* [EXERCISE INSTRUCTIONS]:
Extract each line bearing the word "expectations".

[Start of MATERIAL FOR THIS EXERCISE]

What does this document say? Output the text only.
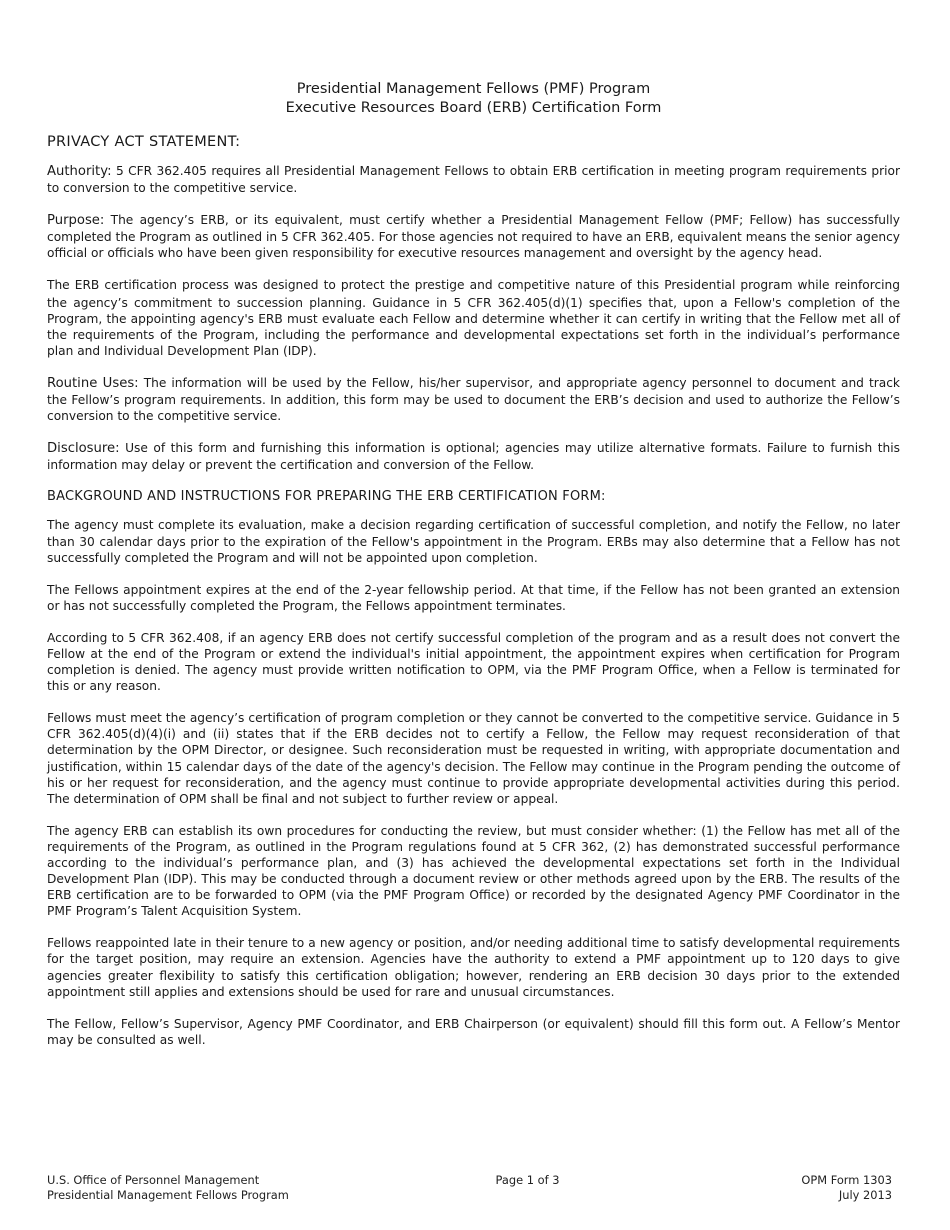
Presidential Management Fellows (PMF) Program
Executive Resources Board (ERB) Certification Form
PRIVACY ACT STATEMENT:

Authority: 5 CFR 362.405 requires all Presidential Management Fellows to obtain ERB certification in meeting program requirements prior to conversion to the competitive service.

Purpose: The agency’s ERB, or its equivalent, must certify whether a Presidential Management Fellow (PMF; Fellow) has successfully completed the Program as outlined in 5 CFR 362.405. For those agencies not required to have an ERB, equivalent means the senior agency official or officials who have been given responsibility for executive resources management and oversight by the agency head.

The ERB certification process was designed to protect the prestige and competitive nature of this Presidential program while reinforcing the agency’s commitment to succession planning. Guidance in 5 CFR 362.405(d)(1) specifies that, upon a Fellow's completion of the Program, the appointing agency's ERB must evaluate each Fellow and determine whether it can certify in writing that the Fellow met all of the requirements of the Program, including the performance and developmental expectations set forth in the individual’s performance plan and Individual Development Plan (IDP).

Routine Uses: The information will be used by the Fellow, his/her supervisor, and appropriate agency personnel to document and track the Fellow’s program requirements. In addition, this form may be used to document the ERB’s decision and used to authorize the Fellow’s conversion to the competitive service.

Disclosure: Use of this form and furnishing this information is optional; agencies may utilize alternative formats. Failure to furnish this information may delay or prevent the certification and conversion of the Fellow.

BACKGROUND AND INSTRUCTIONS FOR PREPARING THE ERB CERTIFICATION FORM:

The agency must complete its evaluation, make a decision regarding certification of successful completion, and notify the Fellow, no later than 30 calendar days prior to the expiration of the Fellow's appointment in the Program. ERBs may also determine that a Fellow has not successfully completed the Program and will not be appointed upon completion.

The Fellows appointment expires at the end of the 2-year fellowship period. At that time, if the Fellow has not been granted an extension or has not successfully completed the Program, the Fellows appointment terminates.

According to 5 CFR 362.408, if an agency ERB does not certify successful completion of the program and as a result does not convert the Fellow at the end of the Program or extend the individual's initial appointment, the appointment expires when certification for Program completion is denied. The agency must provide written notification to OPM, via the PMF Program Office, when a Fellow is terminated for this or any reason.

Fellows must meet the agency’s certification of program completion or they cannot be converted to the competitive service. Guidance in 5 CFR 362.405(d)(4)(i) and (ii) states that if the ERB decides not to certify a Fellow, the Fellow may request reconsideration of that determination by the OPM Director, or designee. Such reconsideration must be requested in writing, with appropriate documentation and justification, within 15 calendar days of the date of the agency's decision. The Fellow may continue in the Program pending the outcome of his or her request for reconsideration, and the agency must continue to provide appropriate developmental activities during this period. The determination of OPM shall be final and not subject to further review or appeal.

The agency ERB can establish its own procedures for conducting the review, but must consider whether: (1) the Fellow has met all of the requirements of the Program, as outlined in the Program regulations found at 5 CFR 362, (2) has demonstrated successful performance according to the individual’s performance plan, and (3) has achieved the developmental expectations set forth in the Individual Development Plan (IDP). This may be conducted through a document review or other methods agreed upon by the ERB. The results of the ERB certification are to be forwarded to OPM (via the PMF Program Office) or recorded by the designated Agency PMF Coordinator in the PMF Program’s Talent Acquisition System.

Fellows reappointed late in their tenure to a new agency or position, and/or needing additional time to satisfy developmental requirements for the target position, may require an extension. Agencies have the authority to extend a PMF appointment up to 120 days to give agencies greater flexibility to satisfy this certification obligation; however, rendering an ERB decision 30 days prior to the extended appointment still applies and extensions should be used for rare and unusual circumstances.

The Fellow, Fellow’s Supervisor, Agency PMF Coordinator, and ERB Chairperson (or equivalent) should fill this form out. A Fellow’s Mentor may be consulted as well.

U.S. Office of Personnel Management
Presidential Management Fellows Program
Page 1 of 3	OPM Form 1303
July 2013
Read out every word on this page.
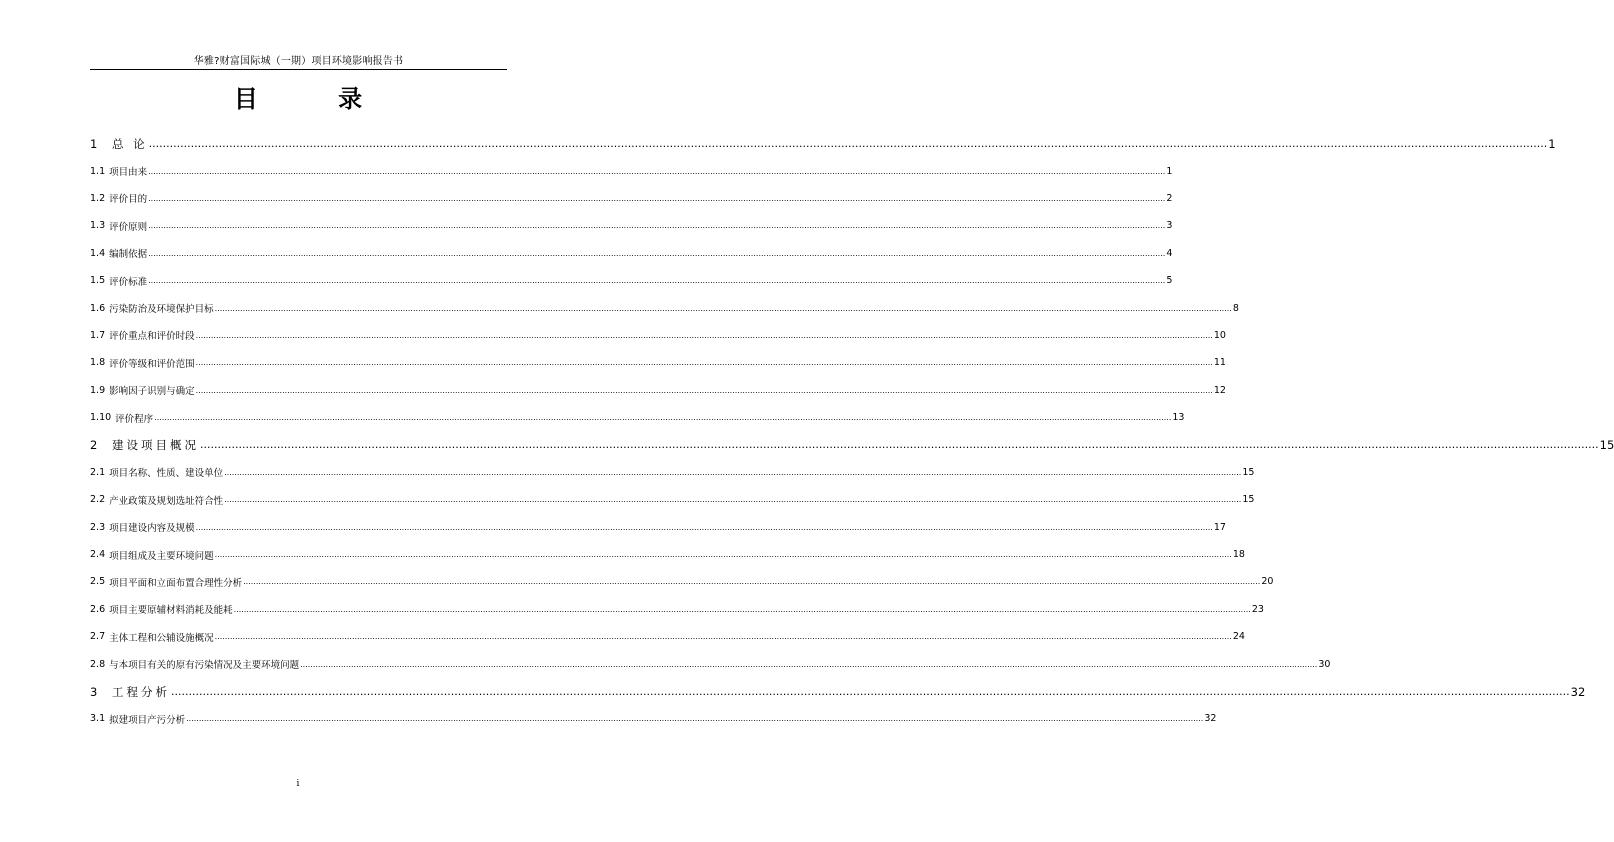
华雅?财富国际城（一期）项目环境影响报告书
目 录
1	总 论 ................................................................................................................................................................................................................................................................................................................................................................................................................ 1
1.1 项目由来 ................................................................................................................................................................................................................................................................................................................................................................................................................ 1
1.2 评价目的 ................................................................................................................................................................................................................................................................................................................................................................................................................ 2
1.3 评价原则 ................................................................................................................................................................................................................................................................................................................................................................................................................ 3
1.4 编制依据 ................................................................................................................................................................................................................................................................................................................................................................................................................ 4
1.5 评价标准 ................................................................................................................................................................................................................................................................................................................................................................................................................ 5
1.6 污染防治及环境保护目标 ................................................................................................................................................................................................................................................................................................................................................................................................................ 8
1.7 评价重点和评价时段 ................................................................................................................................................................................................................................................................................................................................................................................................................ 10
1.8 评价等级和评价范围 ................................................................................................................................................................................................................................................................................................................................................................................................................ 11
1.9 影响因子识别与确定 ................................................................................................................................................................................................................................................................................................................................................................................................................ 12
1.10 评价程序 ................................................................................................................................................................................................................................................................................................................................................................................................................ 13
2	建设项目概况 ................................................................................................................................................................................................................................................................................................................................................................................................................ 15
2.1 项目名称、性质、建设单位 ................................................................................................................................................................................................................................................................................................................................................................................................................ 15
2.2 产业政策及规划选址符合性 ................................................................................................................................................................................................................................................................................................................................................................................................................ 15
2.3 项目建设内容及规模 ................................................................................................................................................................................................................................................................................................................................................................................................................ 17
2.4 项目组成及主要环境问题 ................................................................................................................................................................................................................................................................................................................................................................................................................ 18
2.5 项目平面和立面布置合理性分析 ................................................................................................................................................................................................................................................................................................................................................................................................................ 20
2.6 项目主要原辅材料消耗及能耗 ................................................................................................................................................................................................................................................................................................................................................................................................................ 23
2.7 主体工程和公辅设施概况 ................................................................................................................................................................................................................................................................................................................................................................................................................ 24
2.8 与本项目有关的原有污染情况及主要环境问题 ................................................................................................................................................................................................................................................................................................................................................................................................................ 30
3	工程分析 ................................................................................................................................................................................................................................................................................................................................................................................................................ 32
3.1 拟建项目产污分析 ................................................................................................................................................................................................................................................................................................................................................................................................................ 32
i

[End of MATERIAL FOR THIS EXERCISE]

* [WRITTEN RESPONSE]:
The ERB certification process was designed to protect the prestige and competitive nature of this Presidential program while reinforcing the agency’s commitment to succession planning. Guidance in 5 CFR 362.405(d)(1) specifies that, upon a Fellow's completion of the Program, the appointing agency's ERB must evaluate each Fellow and determine whether it can certify in writing that the Fellow met all of the requirements of the Program, including the performance and developmental expectations set forth in the individual’s performance plan and Individual Development Plan (IDP).
The agency ERB can establish its own procedures for conducting the review, but must consider whether: (1) the Fellow has met all of the requirements of the Program, as outlined in the Program regulations found at 5 CFR 362, (2) has demonstrated successful performance according to the individual’s performance plan, and (3) has achieved the developmental expectations set forth in the Individual Development Plan (IDP). This may be conducted through a document review or other methods agreed upon by the ERB. The results of the ERB certification are to be forwarded to OPM (via the PMF Program Office) or recorded by the designated Agency PMF Coordinator in the PMF Program’s Talent Acquisition System.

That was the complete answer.